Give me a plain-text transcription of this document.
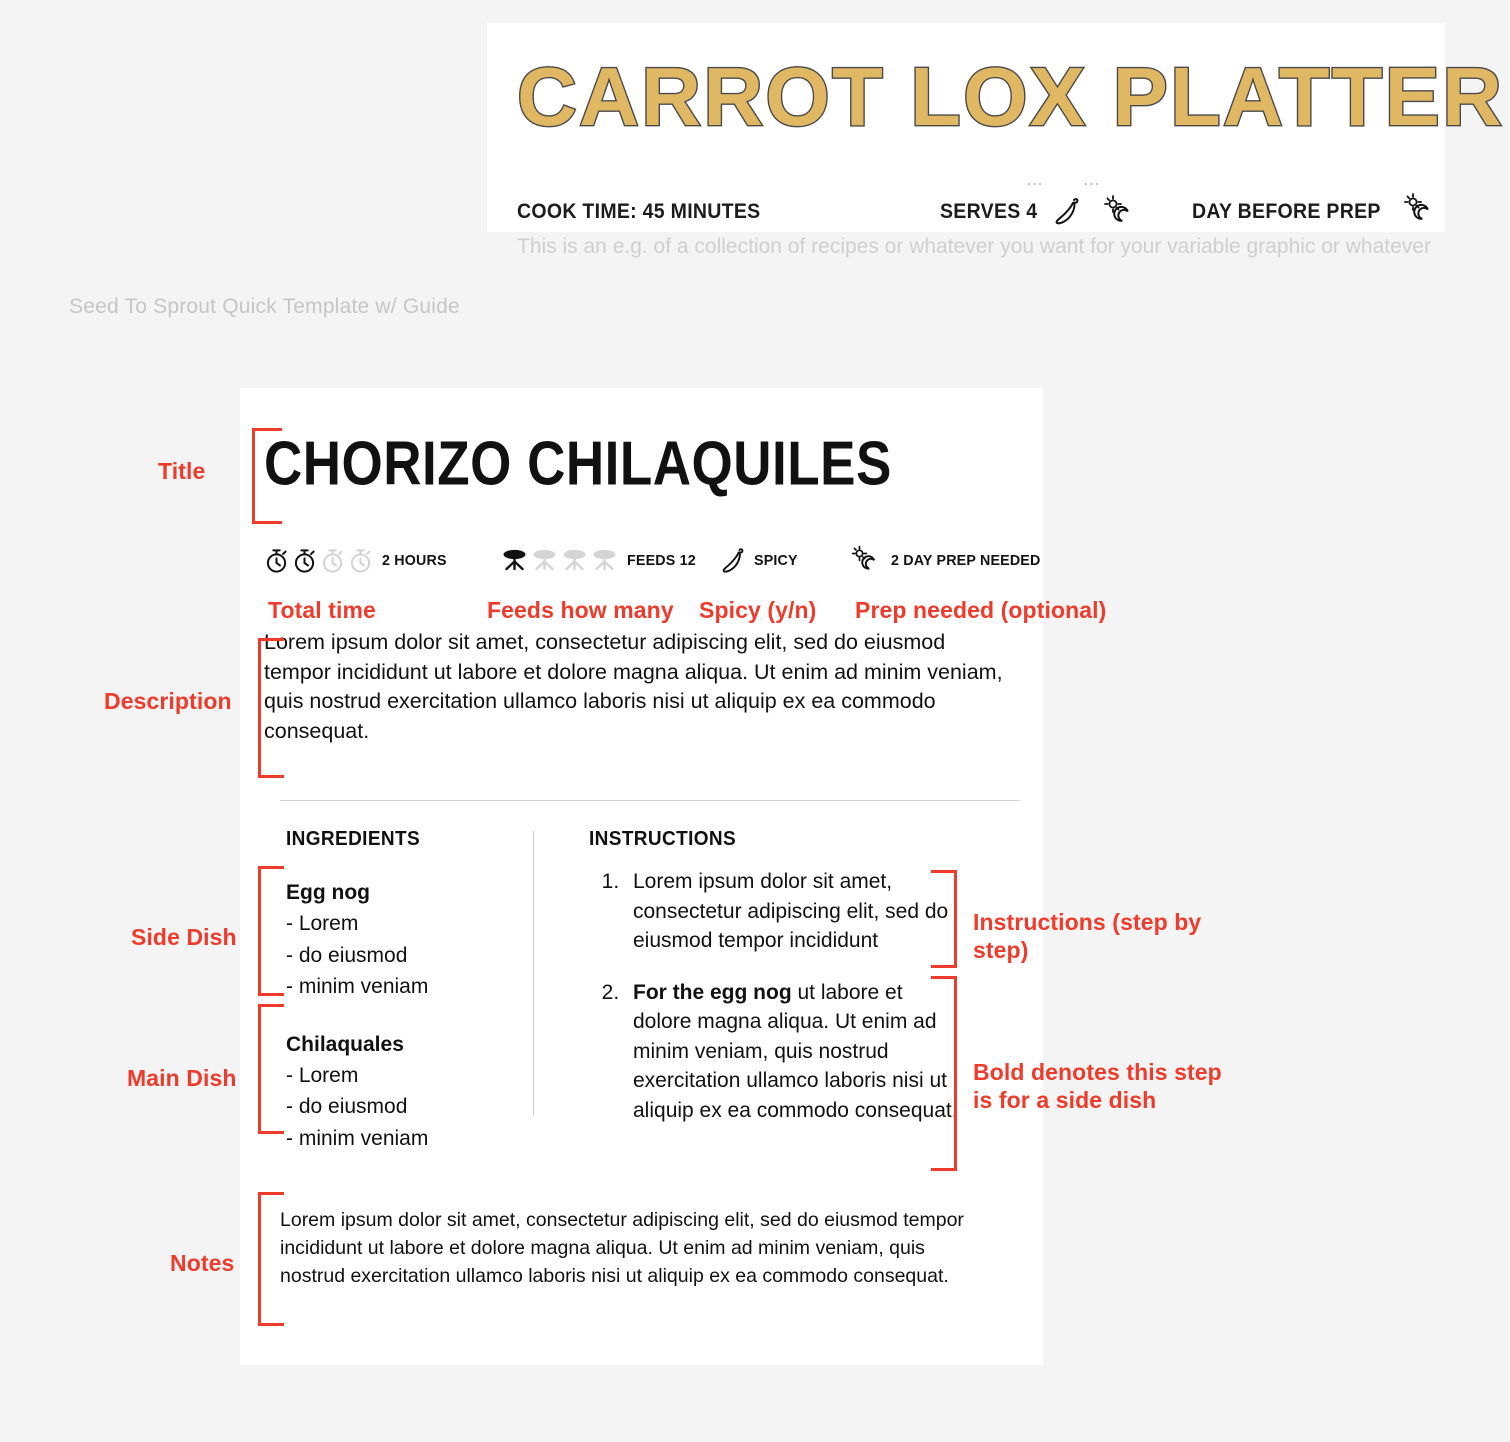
CARROT LOX PLATTER
...	...
COOK TIME: 45 MINUTES	SERVES 4	DAY BEFORE PREP
This is an e.g. of a collection of recipes or whatever you want for your variable graphic or whatever
Seed To Sprout Quick Template w/ Guide
CHORIZO CHILAQUILES
2 HOURS	FEEDS 12	SPICY	2 DAY PREP NEEDED
Lorem ipsum dolor sit amet, consectetur adipiscing elit, sed do eiusmod tempor incididunt ut labore et dolore magna aliqua. Ut enim ad minim veniam, quis nostrud exercitation ullamco laboris nisi ut aliquip ex ea commodo consequat.
INGREDIENTS
Egg nog
- Lorem
- do eiusmod
- minim veniam
Chilaquales
- Lorem
- do eiusmod
- minim veniam
INSTRUCTIONS
1. Lorem ipsum dolor sit amet, consectetur adipiscing elit, sed do eiusmod tempor incididunt
2. For the egg nog ut labore et dolore magna aliqua. Ut enim ad minim veniam, quis nostrud exercitation ullamco laboris nisi ut aliquip ex ea commodo consequat.
Lorem ipsum dolor sit amet, consectetur adipiscing elit, sed do eiusmod tempor incididunt ut labore et dolore magna aliqua. Ut enim ad minim veniam, quis nostrud exercitation ullamco laboris nisi ut aliquip ex ea commodo consequat.
Title
Total time	Feeds how many Spicy (y/n) Prep needed (optional)
Description
Side Dish
Main Dish
Notes
Instructions (step by step)
Bold denotes this step is for a side dish
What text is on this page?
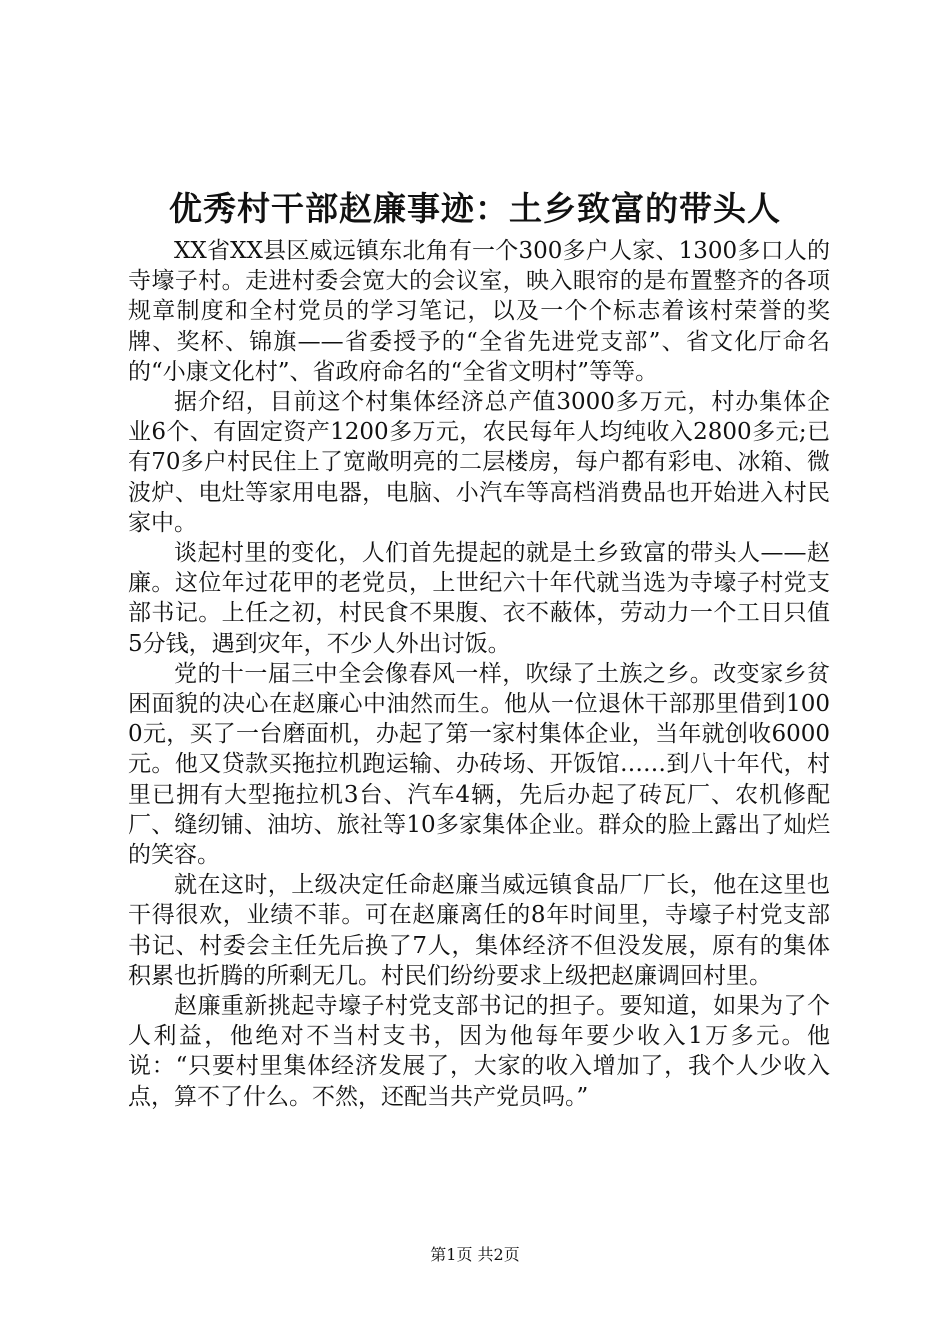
优秀村干部赵廉事迹：土乡致富的带头人

XX省XX县区威远镇东北角有一个300多户人家、1300多口人的寺壕子村。走进村委会宽大的会议室，映入眼帘的是布置整齐的各项规章制度和全村党员的学习笔记，以及一个个标志着该村荣誉的奖牌、奖杯、锦旗——省委授予的“全省先进党支部”、省文化厅命名的“小康文化村”、省政府命名的“全省文明村”等等。

据介绍，目前这个村集体经济总产值3000多万元，村办集体企业6个、有固定资产1200多万元，农民每年人均纯收入2800多元;已有70多户村民住上了宽敞明亮的二层楼房，每户都有彩电、冰箱、微波炉、电灶等家用电器，电脑、小汽车等高档消费品也开始进入村民家中。

谈起村里的变化，人们首先提起的就是土乡致富的带头人——赵廉。这位年过花甲的老党员，上世纪六十年代就当选为寺壕子村党支部书记。上任之初，村民食不果腹、衣不蔽体，劳动力一个工日只值5分钱，遇到灾年，不少人外出讨饭。

党的十一届三中全会像春风一样，吹绿了土族之乡。改变家乡贫困面貌的决心在赵廉心中油然而生。他从一位退休干部那里借到1000元，买了一台磨面机，办起了第一家村集体企业，当年就创收6000元。他又贷款买拖拉机跑运输、办砖场、开饭馆……到八十年代，村里已拥有大型拖拉机3台、汽车4辆，先后办起了砖瓦厂、农机修配厂、缝纫铺、油坊、旅社等10多家集体企业。群众的脸上露出了灿烂的笑容。

就在这时，上级决定任命赵廉当威远镇食品厂厂长，他在这里也干得很欢，业绩不菲。可在赵廉离任的8年时间里，寺壕子村党支部书记、村委会主任先后换了7人，集体经济不但没发展，原有的集体积累也折腾的所剩无几。村民们纷纷要求上级把赵廉调回村里。

赵廉重新挑起寺壕子村党支部书记的担子。要知道，如果为了个人利益，他绝对不当村支书，因为他每年要少收入1万多元。他说：“只要村里集体经济发展了，大家的收入增加了，我个人少收入点，算不了什么。不然，还配当共产党员吗。”

第1页 共2页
※ ※ ※
=== GIVEN EXERCISE ===
Copy each line of the listing in which the word "text" can be found.

=== WRITTEN REPLY ===
Give me a plain-text transcription of this document.
What text is on this page?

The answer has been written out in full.